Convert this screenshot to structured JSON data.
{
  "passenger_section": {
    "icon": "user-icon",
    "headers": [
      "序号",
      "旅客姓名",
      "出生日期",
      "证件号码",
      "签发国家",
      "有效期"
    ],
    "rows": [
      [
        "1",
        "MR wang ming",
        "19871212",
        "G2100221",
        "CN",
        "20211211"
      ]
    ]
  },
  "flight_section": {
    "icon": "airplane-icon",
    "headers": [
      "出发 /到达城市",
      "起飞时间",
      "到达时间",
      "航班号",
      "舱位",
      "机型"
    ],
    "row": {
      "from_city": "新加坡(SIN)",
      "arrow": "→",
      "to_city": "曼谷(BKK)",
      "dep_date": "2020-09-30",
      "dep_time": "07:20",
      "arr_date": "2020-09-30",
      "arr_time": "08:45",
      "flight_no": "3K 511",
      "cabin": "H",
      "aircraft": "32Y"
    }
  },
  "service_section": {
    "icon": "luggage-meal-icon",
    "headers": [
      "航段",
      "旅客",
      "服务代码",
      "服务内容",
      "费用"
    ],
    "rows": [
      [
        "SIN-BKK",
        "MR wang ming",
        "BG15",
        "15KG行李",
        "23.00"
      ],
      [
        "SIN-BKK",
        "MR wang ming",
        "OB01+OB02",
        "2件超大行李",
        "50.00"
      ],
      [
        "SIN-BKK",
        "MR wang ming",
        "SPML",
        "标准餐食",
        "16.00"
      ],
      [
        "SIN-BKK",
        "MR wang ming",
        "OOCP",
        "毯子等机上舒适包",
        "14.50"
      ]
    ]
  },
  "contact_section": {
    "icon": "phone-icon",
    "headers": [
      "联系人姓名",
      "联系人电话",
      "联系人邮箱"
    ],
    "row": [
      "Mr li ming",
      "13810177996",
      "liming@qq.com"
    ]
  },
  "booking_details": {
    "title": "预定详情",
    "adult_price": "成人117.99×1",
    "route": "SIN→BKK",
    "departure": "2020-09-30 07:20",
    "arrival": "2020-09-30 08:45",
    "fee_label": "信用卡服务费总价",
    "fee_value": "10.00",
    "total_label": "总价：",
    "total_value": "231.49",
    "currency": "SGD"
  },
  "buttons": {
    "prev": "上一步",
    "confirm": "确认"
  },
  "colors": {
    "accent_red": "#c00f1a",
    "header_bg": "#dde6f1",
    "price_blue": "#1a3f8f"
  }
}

◇ ◇ ◇ ◇

Your instructions. Extract the complete data, matching each line exactly.

Response.
Convert this screenshot to structured JSON data.
{
  "passenger_section": {
    "icon": "user-icon",
    "headers": [
      "序号",
      "旅客姓名",
      "出生日期",
      "证件号码",
      "签发国家",
      "有效期"
    ],
    "rows": [
      [
        "1",
        "MR wang ming",
        "19871212",
        "G2100221",
        "CN",
        "20211211"
      ]
    ]
  },
  "flight_section": {
    "icon": "airplane-icon",
    "headers": [
      "出发 /到达城市",
      "起飞时间",
      "到达时间",
      "航班号",
      "舱位",
      "机型"
    ],
    "row": {
      "from_city": "新加坡(SIN)",
      "arrow": "→",
      "to_city": "曼谷(BKK)",
      "dep_date": "2020-09-30",
      "dep_time": "07:20",
      "arr_date": "2020-09-30",
      "arr_time": "08:45",
      "flight_no": "3K 511",
      "cabin": "H",
      "aircraft": "32Y"
    }
  },
  "service_section": {
    "icon": "luggage-meal-icon",
    "headers": [
      "航段",
      "旅客",
      "服务代码",
      "服务内容",
      "费用"
    ],
    "rows": [
      [
        "SIN-BKK",
        "MR wang ming",
        "BG15",
        "15KG行李",
        "23.00"
      ],
      [
        "SIN-BKK",
        "MR wang ming",
        "OB01+OB02",
        "2件超大行李",
        "50.00"
      ],
      [
        "SIN-BKK",
        "MR wang ming",
        "SPML",
        "标准餐食",
        "16.00"
      ],
      [
        "SIN-BKK",
        "MR wang ming",
        "OOCP",
        "毯子等机上舒适包",
        "14.50"
      ]
    ]
  },
  "contact_section": {
    "icon": "phone-icon",
    "headers": [
      "联系人姓名",
      "联系人电话",
      "联系人邮箱"
    ],
    "row": [
      "Mr li ming",
      "13810177996",
      "liming@qq.com"
    ]
  },
  "booking_details": {
    "title": "预定详情",
    "adult_price": "成人117.99×1",
    "route": "SIN→BKK",
    "departure": "2020-09-30 07:20",
    "arrival": "2020-09-30 08:45",
    "fee_label": "信用卡服务费总价",
    "fee_value": "10.00",
    "total_label": "总价：",
    "total_value": "231.49",
    "currency": "SGD"
  },
  "buttons": {
    "prev": "上一步",
    "confirm": "确认"
  },
  "colors": {
    "accent_red": "#c00f1a",
    "header_bg": "#dde6f1",
    "price_blue": "#1a3f8f"
  }
}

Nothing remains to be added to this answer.